--- Your instructions ---
Copy each line from the data that has the word "mRNA" in it.

Extracted data entries
'''

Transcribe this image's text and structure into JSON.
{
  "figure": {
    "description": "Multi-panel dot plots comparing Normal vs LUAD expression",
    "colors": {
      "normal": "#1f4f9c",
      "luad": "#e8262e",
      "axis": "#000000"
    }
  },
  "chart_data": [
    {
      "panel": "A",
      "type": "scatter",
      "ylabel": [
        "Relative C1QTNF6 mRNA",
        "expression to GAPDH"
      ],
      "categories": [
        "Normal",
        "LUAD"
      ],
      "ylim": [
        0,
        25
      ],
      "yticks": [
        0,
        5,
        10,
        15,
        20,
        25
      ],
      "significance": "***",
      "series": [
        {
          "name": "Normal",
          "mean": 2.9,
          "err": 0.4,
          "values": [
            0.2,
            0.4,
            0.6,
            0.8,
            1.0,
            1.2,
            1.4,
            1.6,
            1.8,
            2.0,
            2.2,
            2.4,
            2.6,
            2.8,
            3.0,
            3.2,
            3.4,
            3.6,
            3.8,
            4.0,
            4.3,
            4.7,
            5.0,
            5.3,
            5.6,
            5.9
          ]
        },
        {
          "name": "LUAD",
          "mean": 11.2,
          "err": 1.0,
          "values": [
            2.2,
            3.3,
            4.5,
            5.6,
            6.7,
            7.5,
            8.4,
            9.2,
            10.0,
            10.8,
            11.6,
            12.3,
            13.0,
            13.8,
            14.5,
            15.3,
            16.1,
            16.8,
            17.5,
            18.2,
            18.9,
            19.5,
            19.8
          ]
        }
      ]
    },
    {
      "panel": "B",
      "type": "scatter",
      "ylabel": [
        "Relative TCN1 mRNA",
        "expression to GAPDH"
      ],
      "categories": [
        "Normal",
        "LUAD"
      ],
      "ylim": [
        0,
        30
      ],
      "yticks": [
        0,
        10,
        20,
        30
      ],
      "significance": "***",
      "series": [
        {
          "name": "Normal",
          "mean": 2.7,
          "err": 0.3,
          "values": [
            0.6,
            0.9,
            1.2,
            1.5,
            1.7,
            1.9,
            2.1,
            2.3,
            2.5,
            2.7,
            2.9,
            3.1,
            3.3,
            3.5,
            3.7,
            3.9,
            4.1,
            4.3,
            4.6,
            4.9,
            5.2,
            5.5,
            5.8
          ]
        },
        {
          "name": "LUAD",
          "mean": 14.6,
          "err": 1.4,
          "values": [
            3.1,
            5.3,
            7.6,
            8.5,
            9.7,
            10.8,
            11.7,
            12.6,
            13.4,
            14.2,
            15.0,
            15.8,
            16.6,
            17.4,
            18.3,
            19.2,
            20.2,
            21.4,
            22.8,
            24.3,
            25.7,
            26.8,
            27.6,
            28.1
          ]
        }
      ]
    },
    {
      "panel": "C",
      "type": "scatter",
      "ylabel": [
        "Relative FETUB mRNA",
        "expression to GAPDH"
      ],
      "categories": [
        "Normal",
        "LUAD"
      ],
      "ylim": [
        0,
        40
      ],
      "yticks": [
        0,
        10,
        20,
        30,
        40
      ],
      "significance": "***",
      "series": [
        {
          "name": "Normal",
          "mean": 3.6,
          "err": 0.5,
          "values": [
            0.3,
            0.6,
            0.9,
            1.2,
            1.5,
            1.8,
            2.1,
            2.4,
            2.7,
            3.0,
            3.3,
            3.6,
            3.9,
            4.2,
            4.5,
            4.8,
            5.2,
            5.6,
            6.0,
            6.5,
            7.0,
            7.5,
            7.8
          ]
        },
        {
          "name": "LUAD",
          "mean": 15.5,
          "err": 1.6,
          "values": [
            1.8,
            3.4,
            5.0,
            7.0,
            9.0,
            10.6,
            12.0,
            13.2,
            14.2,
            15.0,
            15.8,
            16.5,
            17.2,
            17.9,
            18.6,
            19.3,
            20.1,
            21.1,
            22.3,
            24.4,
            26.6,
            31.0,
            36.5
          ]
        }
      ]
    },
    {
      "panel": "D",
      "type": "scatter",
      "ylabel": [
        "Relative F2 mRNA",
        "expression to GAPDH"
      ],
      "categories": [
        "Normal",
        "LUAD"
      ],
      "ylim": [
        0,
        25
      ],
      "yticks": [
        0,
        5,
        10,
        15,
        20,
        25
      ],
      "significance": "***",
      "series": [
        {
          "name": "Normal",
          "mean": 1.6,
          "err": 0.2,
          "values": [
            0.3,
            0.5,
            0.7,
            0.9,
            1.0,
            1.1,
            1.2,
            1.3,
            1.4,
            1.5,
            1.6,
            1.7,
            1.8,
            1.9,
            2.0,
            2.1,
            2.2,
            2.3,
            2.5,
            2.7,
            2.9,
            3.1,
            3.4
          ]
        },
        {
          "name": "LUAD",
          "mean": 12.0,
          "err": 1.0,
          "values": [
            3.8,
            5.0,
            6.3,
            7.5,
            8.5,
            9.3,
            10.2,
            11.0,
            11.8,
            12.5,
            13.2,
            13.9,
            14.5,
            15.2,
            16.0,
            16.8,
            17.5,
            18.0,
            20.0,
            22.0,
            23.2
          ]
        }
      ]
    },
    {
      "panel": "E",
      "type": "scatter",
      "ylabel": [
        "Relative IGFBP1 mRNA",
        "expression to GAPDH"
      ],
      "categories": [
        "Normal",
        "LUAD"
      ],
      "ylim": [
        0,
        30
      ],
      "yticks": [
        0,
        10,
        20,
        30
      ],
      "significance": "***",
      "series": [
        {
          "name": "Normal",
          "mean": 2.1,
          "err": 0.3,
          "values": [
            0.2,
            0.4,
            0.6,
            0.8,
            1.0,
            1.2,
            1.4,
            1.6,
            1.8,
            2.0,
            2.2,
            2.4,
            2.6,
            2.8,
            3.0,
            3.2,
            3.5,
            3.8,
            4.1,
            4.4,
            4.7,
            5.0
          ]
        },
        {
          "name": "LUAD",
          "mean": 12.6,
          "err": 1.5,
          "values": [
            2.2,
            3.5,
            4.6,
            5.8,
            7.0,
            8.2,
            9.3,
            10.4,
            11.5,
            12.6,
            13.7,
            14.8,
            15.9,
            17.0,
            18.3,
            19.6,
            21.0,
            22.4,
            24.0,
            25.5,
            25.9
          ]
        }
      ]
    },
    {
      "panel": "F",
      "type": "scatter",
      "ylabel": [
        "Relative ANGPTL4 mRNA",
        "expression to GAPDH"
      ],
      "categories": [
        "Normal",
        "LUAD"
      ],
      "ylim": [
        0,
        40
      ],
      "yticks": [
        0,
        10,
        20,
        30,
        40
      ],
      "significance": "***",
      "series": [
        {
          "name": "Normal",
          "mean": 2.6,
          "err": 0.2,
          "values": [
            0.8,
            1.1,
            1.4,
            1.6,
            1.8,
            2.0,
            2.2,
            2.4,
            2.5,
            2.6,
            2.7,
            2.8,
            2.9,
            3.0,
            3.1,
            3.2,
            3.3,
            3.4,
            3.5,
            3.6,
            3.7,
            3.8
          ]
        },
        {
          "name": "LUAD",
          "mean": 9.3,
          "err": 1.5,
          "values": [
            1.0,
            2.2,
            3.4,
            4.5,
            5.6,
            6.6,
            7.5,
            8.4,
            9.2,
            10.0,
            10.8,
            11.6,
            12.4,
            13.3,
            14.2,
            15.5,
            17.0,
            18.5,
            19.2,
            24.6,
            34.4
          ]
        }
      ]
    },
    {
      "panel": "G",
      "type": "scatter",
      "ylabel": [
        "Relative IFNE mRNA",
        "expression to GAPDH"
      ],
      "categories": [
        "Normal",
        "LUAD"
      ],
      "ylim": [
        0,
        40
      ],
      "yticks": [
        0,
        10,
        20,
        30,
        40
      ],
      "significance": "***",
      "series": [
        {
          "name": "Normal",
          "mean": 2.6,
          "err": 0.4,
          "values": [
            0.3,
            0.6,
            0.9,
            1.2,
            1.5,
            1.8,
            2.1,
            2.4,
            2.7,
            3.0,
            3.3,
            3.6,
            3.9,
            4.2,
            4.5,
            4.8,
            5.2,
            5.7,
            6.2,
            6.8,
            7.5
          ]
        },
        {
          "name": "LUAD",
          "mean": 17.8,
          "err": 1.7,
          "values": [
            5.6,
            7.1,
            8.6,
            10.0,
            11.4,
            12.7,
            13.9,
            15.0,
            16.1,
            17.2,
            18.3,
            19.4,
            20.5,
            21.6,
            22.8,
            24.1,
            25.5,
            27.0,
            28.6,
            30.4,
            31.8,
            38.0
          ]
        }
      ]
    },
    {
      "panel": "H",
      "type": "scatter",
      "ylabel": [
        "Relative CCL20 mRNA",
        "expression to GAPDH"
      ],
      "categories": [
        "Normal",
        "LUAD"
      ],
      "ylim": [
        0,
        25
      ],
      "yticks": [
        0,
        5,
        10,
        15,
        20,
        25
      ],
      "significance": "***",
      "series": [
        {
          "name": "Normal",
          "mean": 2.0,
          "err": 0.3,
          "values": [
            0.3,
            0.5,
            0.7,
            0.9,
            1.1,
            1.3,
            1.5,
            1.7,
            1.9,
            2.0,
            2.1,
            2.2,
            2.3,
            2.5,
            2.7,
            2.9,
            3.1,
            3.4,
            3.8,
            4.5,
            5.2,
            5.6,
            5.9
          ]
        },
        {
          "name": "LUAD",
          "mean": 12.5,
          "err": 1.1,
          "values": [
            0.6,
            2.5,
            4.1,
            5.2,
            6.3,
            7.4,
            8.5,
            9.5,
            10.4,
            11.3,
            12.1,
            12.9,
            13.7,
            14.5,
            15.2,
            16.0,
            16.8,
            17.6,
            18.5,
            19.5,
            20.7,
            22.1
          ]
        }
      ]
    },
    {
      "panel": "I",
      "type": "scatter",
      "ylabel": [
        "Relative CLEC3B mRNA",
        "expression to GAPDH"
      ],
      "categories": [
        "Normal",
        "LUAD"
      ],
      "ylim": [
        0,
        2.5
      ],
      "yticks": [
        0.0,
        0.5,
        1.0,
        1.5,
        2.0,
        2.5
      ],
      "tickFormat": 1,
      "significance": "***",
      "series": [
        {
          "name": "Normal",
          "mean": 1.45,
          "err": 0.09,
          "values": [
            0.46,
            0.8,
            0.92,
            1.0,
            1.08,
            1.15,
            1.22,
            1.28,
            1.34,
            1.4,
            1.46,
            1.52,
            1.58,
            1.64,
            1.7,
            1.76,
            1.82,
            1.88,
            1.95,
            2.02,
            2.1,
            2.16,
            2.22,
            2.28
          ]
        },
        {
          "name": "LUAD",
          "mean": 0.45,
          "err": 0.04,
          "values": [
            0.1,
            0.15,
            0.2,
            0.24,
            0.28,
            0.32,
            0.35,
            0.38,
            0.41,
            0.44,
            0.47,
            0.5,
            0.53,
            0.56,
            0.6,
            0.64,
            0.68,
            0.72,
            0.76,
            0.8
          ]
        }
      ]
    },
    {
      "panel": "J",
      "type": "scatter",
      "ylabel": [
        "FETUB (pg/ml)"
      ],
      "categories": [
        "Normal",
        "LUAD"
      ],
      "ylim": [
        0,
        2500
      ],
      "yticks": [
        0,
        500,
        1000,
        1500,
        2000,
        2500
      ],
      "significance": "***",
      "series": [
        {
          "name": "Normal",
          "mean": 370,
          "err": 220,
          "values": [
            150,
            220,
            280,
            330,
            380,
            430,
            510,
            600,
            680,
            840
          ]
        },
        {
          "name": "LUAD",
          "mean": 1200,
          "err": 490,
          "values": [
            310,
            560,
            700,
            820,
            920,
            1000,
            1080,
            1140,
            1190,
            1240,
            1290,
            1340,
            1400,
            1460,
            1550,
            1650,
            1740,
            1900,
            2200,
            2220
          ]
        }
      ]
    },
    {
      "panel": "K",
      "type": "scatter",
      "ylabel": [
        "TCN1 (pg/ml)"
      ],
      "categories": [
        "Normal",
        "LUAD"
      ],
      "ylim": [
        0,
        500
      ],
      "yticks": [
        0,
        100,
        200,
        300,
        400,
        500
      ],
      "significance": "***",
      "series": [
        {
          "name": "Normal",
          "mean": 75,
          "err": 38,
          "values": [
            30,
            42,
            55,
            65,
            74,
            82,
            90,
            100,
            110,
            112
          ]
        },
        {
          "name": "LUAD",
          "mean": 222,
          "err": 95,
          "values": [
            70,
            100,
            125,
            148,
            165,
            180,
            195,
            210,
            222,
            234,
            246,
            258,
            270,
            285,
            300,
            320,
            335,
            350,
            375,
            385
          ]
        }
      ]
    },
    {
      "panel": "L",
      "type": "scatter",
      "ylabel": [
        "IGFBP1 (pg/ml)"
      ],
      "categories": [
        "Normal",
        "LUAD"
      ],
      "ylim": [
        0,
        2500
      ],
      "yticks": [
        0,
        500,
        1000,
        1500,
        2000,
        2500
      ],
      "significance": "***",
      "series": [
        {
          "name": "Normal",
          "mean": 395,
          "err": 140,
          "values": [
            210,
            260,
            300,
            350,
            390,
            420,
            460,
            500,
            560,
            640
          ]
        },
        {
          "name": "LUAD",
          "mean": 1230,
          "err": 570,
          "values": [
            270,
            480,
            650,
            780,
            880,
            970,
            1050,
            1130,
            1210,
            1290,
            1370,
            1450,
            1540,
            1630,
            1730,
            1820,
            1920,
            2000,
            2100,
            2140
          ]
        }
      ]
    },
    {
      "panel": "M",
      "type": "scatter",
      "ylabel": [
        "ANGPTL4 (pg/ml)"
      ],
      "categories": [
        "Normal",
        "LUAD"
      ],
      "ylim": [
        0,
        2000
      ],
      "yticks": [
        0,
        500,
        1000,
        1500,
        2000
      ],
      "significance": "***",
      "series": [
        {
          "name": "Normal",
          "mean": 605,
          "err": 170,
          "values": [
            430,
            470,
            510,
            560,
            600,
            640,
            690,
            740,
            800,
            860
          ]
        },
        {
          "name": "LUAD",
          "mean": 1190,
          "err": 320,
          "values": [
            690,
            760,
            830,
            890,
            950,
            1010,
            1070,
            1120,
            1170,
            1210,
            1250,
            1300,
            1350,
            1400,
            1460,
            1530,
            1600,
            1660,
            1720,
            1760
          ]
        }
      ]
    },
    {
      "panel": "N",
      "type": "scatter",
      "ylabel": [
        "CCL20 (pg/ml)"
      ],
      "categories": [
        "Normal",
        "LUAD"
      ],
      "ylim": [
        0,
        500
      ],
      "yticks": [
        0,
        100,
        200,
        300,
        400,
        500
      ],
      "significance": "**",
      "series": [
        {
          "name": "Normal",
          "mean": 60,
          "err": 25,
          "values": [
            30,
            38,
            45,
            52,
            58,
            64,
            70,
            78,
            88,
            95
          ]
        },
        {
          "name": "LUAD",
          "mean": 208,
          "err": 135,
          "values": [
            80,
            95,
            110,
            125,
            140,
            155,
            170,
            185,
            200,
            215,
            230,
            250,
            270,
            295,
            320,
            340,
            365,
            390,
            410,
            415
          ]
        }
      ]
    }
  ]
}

'''

--- Output below ---
        "Relative C1QTNF6 mRNA",
        "Relative TCN1 mRNA",
        "Relative FETUB mRNA",
        "Relative F2 mRNA",
        "Relative IGFBP1 mRNA",
        "Relative ANGPTL4 mRNA",
        "Relative IFNE mRNA",
        "Relative CCL20 mRNA",
        "Relative CLEC3B mRNA",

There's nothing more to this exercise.